** BEGIN EXERCISE DATA **
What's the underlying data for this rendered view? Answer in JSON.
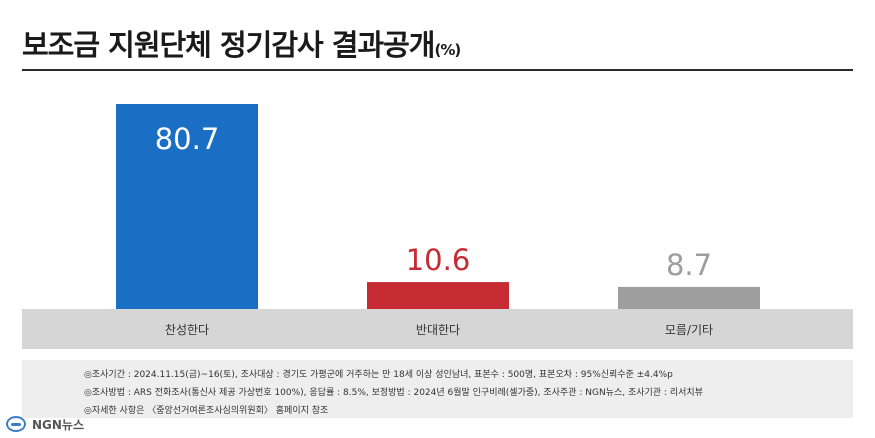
{
  "title": "보조금 지원단체 정기감사 결과공개",
  "title_unit": "(%)",
  "chart_data": {
    "type": "bar",
    "title": "보조금 지원단체 정기감사 결과공개",
    "unit": "(%)",
    "categories": [
      "찬성한다",
      "반대한다",
      "모름/기타"
    ],
    "values": [
      80.7,
      10.6,
      8.7
    ],
    "value_labels": [
      "80.7",
      "10.6",
      "8.7"
    ],
    "colors": [
      "#1a6fc4",
      "#c62a33",
      "#9e9e9e"
    ],
    "label_colors": [
      "#ffffff",
      "#c62a33",
      "#9e9e9e"
    ],
    "ylim": [
      0,
      80.7
    ],
    "grid": false,
    "legend": "none"
  },
  "footnotes": [
    "◎조사기간 : 2024.11.15(금)~16(토), 조사대상 : 경기도 가평군에 거주하는 만 18세 이상 성인남녀, 표본수 : 500명, 표본오차 : 95%신뢰수준 ±4.4%p",
    "◎조사방법 : ARS 전화조사(통신사 제공 가상번호 100%), 응답률 : 8.5%, 보정방법 : 2024년 6월말 인구비례(셀가중), 조사주관 : NGN뉴스, 조사기관 : 리서치뷰",
    "◎자세한 사항은 〈중앙선거여론조사심의위원회〉 홈페이지 참조"
  ],
  "logo": {
    "text": "NGN뉴스",
    "icon": "ngn-globe-icon"
  }
}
** END EXERCISE DATA **
→ **REQUIREMENT**
Search the entries for the word "NGN뉴스", then gather every line that has it.

→ **RESULT OF THE EXERCISE**
    "◎조사방법 : ARS 전화조사(통신사 제공 가상번호 100%), 응답률 : 8.5%, 보정방법 : 2024년 6월말 인구비례(셀가중), 조사주관 : NGN뉴스, 조사기관 : 리서치뷰",
    "text": "NGN뉴스",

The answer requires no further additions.